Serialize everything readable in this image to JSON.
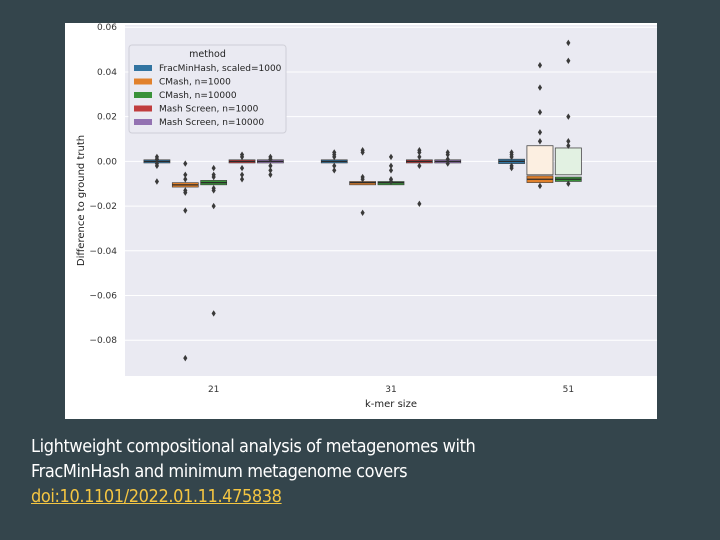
{
  "slide": {
    "caption_line1": "Lightweight compositional analysis of metagenomes with",
    "caption_line2": "FracMinHash and minimum metagenome covers",
    "doi_text": "doi:10.1101/2022.01.11.475838",
    "background": "#34454c",
    "link_color": "#f4c542"
  },
  "chart_data": {
    "type": "boxen",
    "title": "",
    "xlabel": "k-mer size",
    "ylabel": "Difference to ground truth",
    "categories": [
      "21",
      "31",
      "51"
    ],
    "ylim": [
      -0.096,
      0.061
    ],
    "yticks": [
      0.06,
      0.04,
      0.02,
      0.0,
      -0.02,
      -0.04,
      -0.06,
      -0.08
    ],
    "ytick_labels": [
      "0.06",
      "0.04",
      "0.02",
      "0.00",
      "−0.02",
      "−0.04",
      "−0.06",
      "−0.08"
    ],
    "grid": true,
    "legend": {
      "title": "method",
      "placement": "upper-left"
    },
    "series": [
      {
        "name": "FracMinHash, scaled=1000",
        "color": "#3274a1",
        "median": [
          0.0,
          0.0,
          0.0
        ],
        "boxes": [
          [
            -0.0005,
            0.0005
          ],
          [
            -0.0005,
            0.0005
          ],
          [
            -0.001,
            0.001
          ]
        ],
        "outliers": [
          [
            0.002,
            0.001,
            -0.001,
            -0.002,
            -0.009
          ],
          [
            0.004,
            0.003,
            0.002,
            -0.002,
            -0.004
          ],
          [
            0.004,
            0.003,
            0.002,
            -0.002,
            -0.003
          ]
        ]
      },
      {
        "name": "CMash, n=1000",
        "color": "#e1812c",
        "median": [
          -0.0105,
          -0.0095,
          -0.008
        ],
        "boxes": [
          [
            -0.0115,
            -0.0095
          ],
          [
            -0.0105,
            -0.009
          ],
          [
            -0.0095,
            -0.0065
          ]
        ],
        "outliers": [
          [
            -0.001,
            -0.006,
            -0.008,
            -0.013,
            -0.014,
            -0.022,
            -0.088
          ],
          [
            0.005,
            0.004,
            -0.007,
            -0.008,
            -0.023
          ],
          [
            0.043,
            0.033,
            0.022,
            0.013,
            0.009,
            -0.011
          ]
        ]
      },
      {
        "name": "CMash, n=10000",
        "color": "#3a923a",
        "median": [
          -0.0095,
          -0.0095,
          -0.008
        ],
        "boxes": [
          [
            -0.0105,
            -0.0085
          ],
          [
            -0.0105,
            -0.009
          ],
          [
            -0.009,
            -0.007
          ]
        ],
        "outliers": [
          [
            -0.003,
            -0.006,
            -0.007,
            -0.012,
            -0.013,
            -0.02,
            -0.068
          ],
          [
            0.002,
            -0.002,
            -0.004,
            -0.008,
            -0.009
          ],
          [
            0.053,
            0.045,
            0.02,
            0.009,
            0.007,
            -0.01
          ]
        ]
      },
      {
        "name": "Mash Screen, n=1000",
        "color": "#c03d3e",
        "median": [
          0.0,
          0.0,
          null
        ],
        "boxes": [
          [
            -0.0005,
            0.0005
          ],
          [
            -0.0005,
            0.0005
          ],
          null
        ],
        "outliers": [
          [
            0.003,
            0.002,
            -0.003,
            -0.006,
            -0.008
          ],
          [
            0.005,
            0.004,
            0.002,
            -0.002,
            -0.019
          ],
          []
        ]
      },
      {
        "name": "Mash Screen, n=10000",
        "color": "#9372b2",
        "median": [
          0.0,
          0.0,
          null
        ],
        "boxes": [
          [
            -0.0005,
            0.0005
          ],
          [
            -0.0005,
            0.0005
          ],
          null
        ],
        "outliers": [
          [
            0.002,
            0.001,
            -0.002,
            -0.004,
            -0.006
          ],
          [
            0.004,
            0.003,
            0.001,
            -0.001
          ],
          []
        ]
      }
    ],
    "extra_boxes": [
      {
        "series": 1,
        "category": 2,
        "range": [
          -0.006,
          0.007
        ],
        "fill": "#fcefe1"
      },
      {
        "series": 2,
        "category": 2,
        "range": [
          -0.006,
          0.006
        ],
        "fill": "#e2f1e2"
      }
    ]
  }
}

────────────────────────────────────────

# DIRECTIONS FOR THIS TASK:
Word for word, restate all of the data, but do not copy the pictures.

# SOLUTION FOR THIS EXERCISE:
Serialize everything readable in this image to JSON.
{
  "slide": {
    "caption_line1": "Lightweight compositional analysis of metagenomes with",
    "caption_line2": "FracMinHash and minimum metagenome covers",
    "doi_text": "doi:10.1101/2022.01.11.475838",
    "background": "#34454c",
    "link_color": "#f4c542"
  },
  "chart_data": {
    "type": "boxen",
    "title": "",
    "xlabel": "k-mer size",
    "ylabel": "Difference to ground truth",
    "categories": [
      "21",
      "31",
      "51"
    ],
    "ylim": [
      -0.096,
      0.061
    ],
    "yticks": [
      0.06,
      0.04,
      0.02,
      0.0,
      -0.02,
      -0.04,
      -0.06,
      -0.08
    ],
    "ytick_labels": [
      "0.06",
      "0.04",
      "0.02",
      "0.00",
      "−0.02",
      "−0.04",
      "−0.06",
      "−0.08"
    ],
    "grid": true,
    "legend": {
      "title": "method",
      "placement": "upper-left"
    },
    "series": [
      {
        "name": "FracMinHash, scaled=1000",
        "color": "#3274a1",
        "median": [
          0.0,
          0.0,
          0.0
        ],
        "boxes": [
          [
            -0.0005,
            0.0005
          ],
          [
            -0.0005,
            0.0005
          ],
          [
            -0.001,
            0.001
          ]
        ],
        "outliers": [
          [
            0.002,
            0.001,
            -0.001,
            -0.002,
            -0.009
          ],
          [
            0.004,
            0.003,
            0.002,
            -0.002,
            -0.004
          ],
          [
            0.004,
            0.003,
            0.002,
            -0.002,
            -0.003
          ]
        ]
      },
      {
        "name": "CMash, n=1000",
        "color": "#e1812c",
        "median": [
          -0.0105,
          -0.0095,
          -0.008
        ],
        "boxes": [
          [
            -0.0115,
            -0.0095
          ],
          [
            -0.0105,
            -0.009
          ],
          [
            -0.0095,
            -0.0065
          ]
        ],
        "outliers": [
          [
            -0.001,
            -0.006,
            -0.008,
            -0.013,
            -0.014,
            -0.022,
            -0.088
          ],
          [
            0.005,
            0.004,
            -0.007,
            -0.008,
            -0.023
          ],
          [
            0.043,
            0.033,
            0.022,
            0.013,
            0.009,
            -0.011
          ]
        ]
      },
      {
        "name": "CMash, n=10000",
        "color": "#3a923a",
        "median": [
          -0.0095,
          -0.0095,
          -0.008
        ],
        "boxes": [
          [
            -0.0105,
            -0.0085
          ],
          [
            -0.0105,
            -0.009
          ],
          [
            -0.009,
            -0.007
          ]
        ],
        "outliers": [
          [
            -0.003,
            -0.006,
            -0.007,
            -0.012,
            -0.013,
            -0.02,
            -0.068
          ],
          [
            0.002,
            -0.002,
            -0.004,
            -0.008,
            -0.009
          ],
          [
            0.053,
            0.045,
            0.02,
            0.009,
            0.007,
            -0.01
          ]
        ]
      },
      {
        "name": "Mash Screen, n=1000",
        "color": "#c03d3e",
        "median": [
          0.0,
          0.0,
          null
        ],
        "boxes": [
          [
            -0.0005,
            0.0005
          ],
          [
            -0.0005,
            0.0005
          ],
          null
        ],
        "outliers": [
          [
            0.003,
            0.002,
            -0.003,
            -0.006,
            -0.008
          ],
          [
            0.005,
            0.004,
            0.002,
            -0.002,
            -0.019
          ],
          []
        ]
      },
      {
        "name": "Mash Screen, n=10000",
        "color": "#9372b2",
        "median": [
          0.0,
          0.0,
          null
        ],
        "boxes": [
          [
            -0.0005,
            0.0005
          ],
          [
            -0.0005,
            0.0005
          ],
          null
        ],
        "outliers": [
          [
            0.002,
            0.001,
            -0.002,
            -0.004,
            -0.006
          ],
          [
            0.004,
            0.003,
            0.001,
            -0.001
          ],
          []
        ]
      }
    ],
    "extra_boxes": [
      {
        "series": 1,
        "category": 2,
        "range": [
          -0.006,
          0.007
        ],
        "fill": "#fcefe1"
      },
      {
        "series": 2,
        "category": 2,
        "range": [
          -0.006,
          0.006
        ],
        "fill": "#e2f1e2"
      }
    ]
  }
}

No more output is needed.